### Instructions for the task
Every record should be copied exactly, except that pictures are to be omitted.

(Items listed in a dataset)
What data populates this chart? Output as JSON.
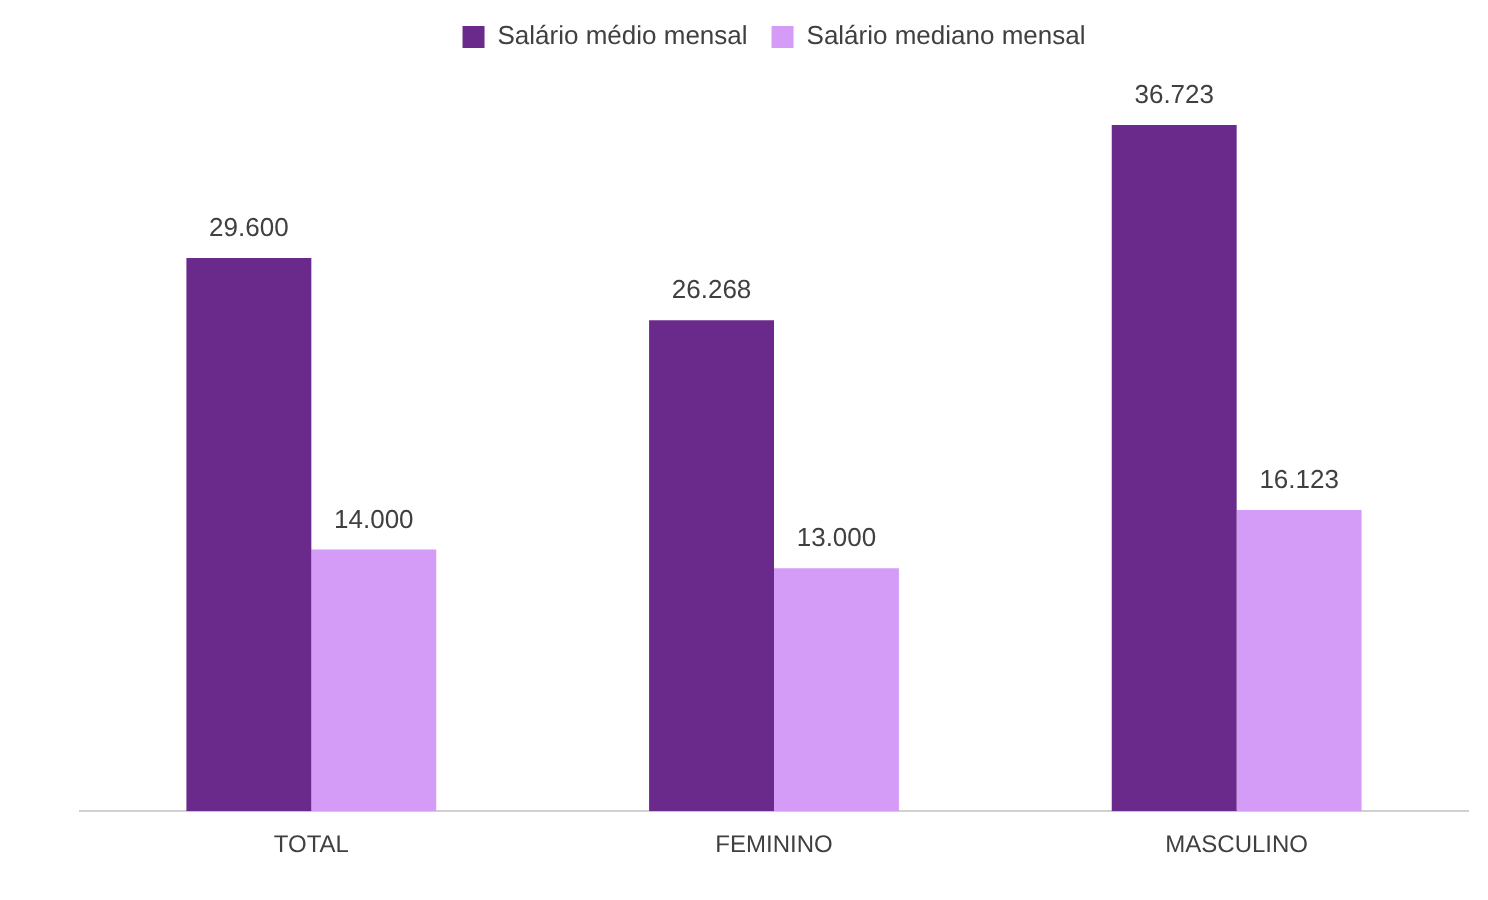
{
  "chart_data": {
    "type": "bar",
    "categories": [
      "TOTAL",
      "FEMININO",
      "MASCULINO"
    ],
    "series": [
      {
        "name": "Salário médio mensal",
        "color": "#6a2a8c",
        "values": [
          29600,
          26268,
          36723
        ],
        "value_labels": [
          "29.600",
          "26.268",
          "36.723"
        ]
      },
      {
        "name": "Salário mediano mensal",
        "color": "#d59cf7",
        "values": [
          14000,
          13000,
          16123
        ],
        "value_labels": [
          "14.000",
          "13.000",
          "16.123"
        ]
      }
    ],
    "legend": "top",
    "grid": false,
    "tick_labels": "x"
  }
}
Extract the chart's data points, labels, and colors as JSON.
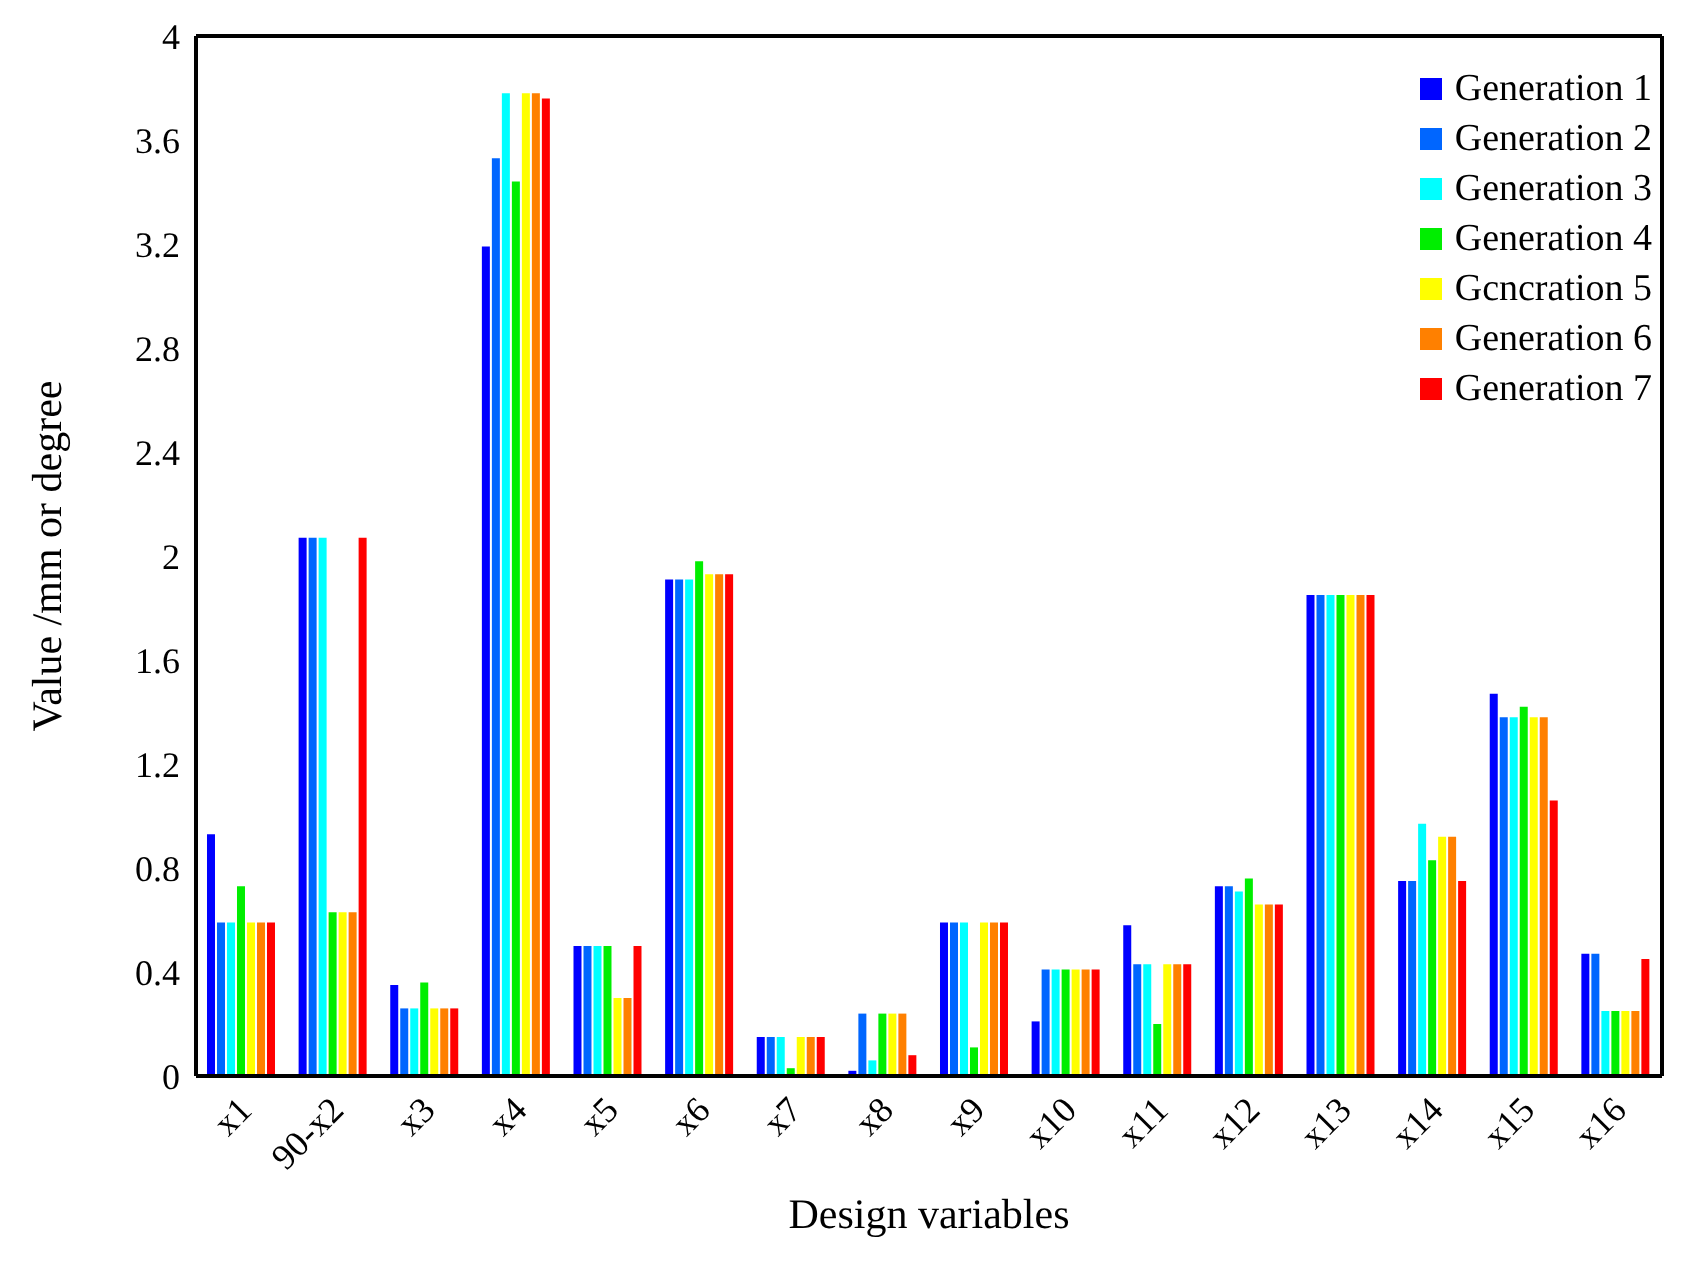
{
  "chart_data": {
    "type": "bar",
    "xlabel": "Design variables",
    "ylabel": "Value /mm or degree",
    "categories": [
      "x1",
      "90-x2",
      "x3",
      "x4",
      "x5",
      "x6",
      "x7",
      "x8",
      "x9",
      "x10",
      "x11",
      "x12",
      "x13",
      "x14",
      "x15",
      "x16"
    ],
    "series": [
      {
        "name": "Generation 1",
        "color": "#0000ff",
        "values": [
          0.93,
          2.07,
          0.35,
          3.19,
          0.5,
          1.91,
          0.15,
          0.02,
          0.59,
          0.21,
          0.58,
          0.73,
          1.85,
          0.75,
          1.47,
          0.47
        ]
      },
      {
        "name": "Generation 2",
        "color": "#0066ff",
        "values": [
          0.59,
          2.07,
          0.26,
          3.53,
          0.5,
          1.91,
          0.15,
          0.24,
          0.59,
          0.41,
          0.43,
          0.73,
          1.85,
          0.75,
          1.38,
          0.47
        ]
      },
      {
        "name": "Generation 3",
        "color": "#00ffff",
        "values": [
          0.59,
          2.07,
          0.26,
          3.78,
          0.5,
          1.91,
          0.15,
          0.06,
          0.59,
          0.41,
          0.43,
          0.71,
          1.85,
          0.97,
          1.38,
          0.25
        ]
      },
      {
        "name": "Generation 4",
        "color": "#00ee00",
        "values": [
          0.73,
          0.63,
          0.36,
          3.44,
          0.5,
          1.98,
          0.03,
          0.24,
          0.11,
          0.41,
          0.2,
          0.76,
          1.85,
          0.83,
          1.42,
          0.25
        ]
      },
      {
        "name": "Gcncration 5",
        "color": "#ffff00",
        "values": [
          0.59,
          0.63,
          0.26,
          3.78,
          0.3,
          1.93,
          0.15,
          0.24,
          0.59,
          0.41,
          0.43,
          0.66,
          1.85,
          0.92,
          1.38,
          0.25
        ]
      },
      {
        "name": "Generation 6",
        "color": "#ff8000",
        "values": [
          0.59,
          0.63,
          0.26,
          3.78,
          0.3,
          1.93,
          0.15,
          0.24,
          0.59,
          0.41,
          0.43,
          0.66,
          1.85,
          0.92,
          1.38,
          0.25
        ]
      },
      {
        "name": "Generation 7",
        "color": "#ff0000",
        "values": [
          0.59,
          2.07,
          0.26,
          3.76,
          0.5,
          1.93,
          0.15,
          0.08,
          0.59,
          0.41,
          0.43,
          0.66,
          1.85,
          0.75,
          1.06,
          0.45
        ]
      }
    ],
    "ylim": [
      0,
      4
    ],
    "yticks": [
      0,
      0.4,
      0.8,
      1.2,
      1.6,
      2,
      2.4,
      2.8,
      3.2,
      3.6,
      4
    ],
    "grid": false,
    "legend": "top right"
  }
}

### Solution for this exercise
What data populates this chart? Output as JSON.
{
  "chart_data": {
    "type": "bar",
    "categories": [
      "TOTAL",
      "FEMININO",
      "MASCULINO"
    ],
    "series": [
      {
        "name": "Salário médio mensal",
        "color": "#6a2a8c",
        "values": [
          29600,
          26268,
          36723
        ],
        "value_labels": [
          "29.600",
          "26.268",
          "36.723"
        ]
      },
      {
        "name": "Salário mediano mensal",
        "color": "#d59cf7",
        "values": [
          14000,
          13000,
          16123
        ],
        "value_labels": [
          "14.000",
          "13.000",
          "16.123"
        ]
      }
    ],
    "legend": "top",
    "grid": false,
    "tick_labels": "x"
  }
}
Extract the chart's data points, labels, and colors as JSON.
{
  "chart_data": {
    "type": "bar",
    "xlabel": "Design variables",
    "ylabel": "Value /mm or degree",
    "categories": [
      "x1",
      "90-x2",
      "x3",
      "x4",
      "x5",
      "x6",
      "x7",
      "x8",
      "x9",
      "x10",
      "x11",
      "x12",
      "x13",
      "x14",
      "x15",
      "x16"
    ],
    "series": [
      {
        "name": "Generation 1",
        "color": "#0000ff",
        "values": [
          0.93,
          2.07,
          0.35,
          3.19,
          0.5,
          1.91,
          0.15,
          0.02,
          0.59,
          0.21,
          0.58,
          0.73,
          1.85,
          0.75,
          1.47,
          0.47
        ]
      },
      {
        "name": "Generation 2",
        "color": "#0066ff",
        "values": [
          0.59,
          2.07,
          0.26,
          3.53,
          0.5,
          1.91,
          0.15,
          0.24,
          0.59,
          0.41,
          0.43,
          0.73,
          1.85,
          0.75,
          1.38,
          0.47
        ]
      },
      {
        "name": "Generation 3",
        "color": "#00ffff",
        "values": [
          0.59,
          2.07,
          0.26,
          3.78,
          0.5,
          1.91,
          0.15,
          0.06,
          0.59,
          0.41,
          0.43,
          0.71,
          1.85,
          0.97,
          1.38,
          0.25
        ]
      },
      {
        "name": "Generation 4",
        "color": "#00ee00",
        "values": [
          0.73,
          0.63,
          0.36,
          3.44,
          0.5,
          1.98,
          0.03,
          0.24,
          0.11,
          0.41,
          0.2,
          0.76,
          1.85,
          0.83,
          1.42,
          0.25
        ]
      },
      {
        "name": "Gcncration 5",
        "color": "#ffff00",
        "values": [
          0.59,
          0.63,
          0.26,
          3.78,
          0.3,
          1.93,
          0.15,
          0.24,
          0.59,
          0.41,
          0.43,
          0.66,
          1.85,
          0.92,
          1.38,
          0.25
        ]
      },
      {
        "name": "Generation 6",
        "color": "#ff8000",
        "values": [
          0.59,
          0.63,
          0.26,
          3.78,
          0.3,
          1.93,
          0.15,
          0.24,
          0.59,
          0.41,
          0.43,
          0.66,
          1.85,
          0.92,
          1.38,
          0.25
        ]
      },
      {
        "name": "Generation 7",
        "color": "#ff0000",
        "values": [
          0.59,
          2.07,
          0.26,
          3.76,
          0.5,
          1.93,
          0.15,
          0.08,
          0.59,
          0.41,
          0.43,
          0.66,
          1.85,
          0.75,
          1.06,
          0.45
        ]
      }
    ],
    "ylim": [
      0,
      4
    ],
    "yticks": [
      0,
      0.4,
      0.8,
      1.2,
      1.6,
      2,
      2.4,
      2.8,
      3.2,
      3.6,
      4
    ],
    "grid": false,
    "legend": "top right"
  }
}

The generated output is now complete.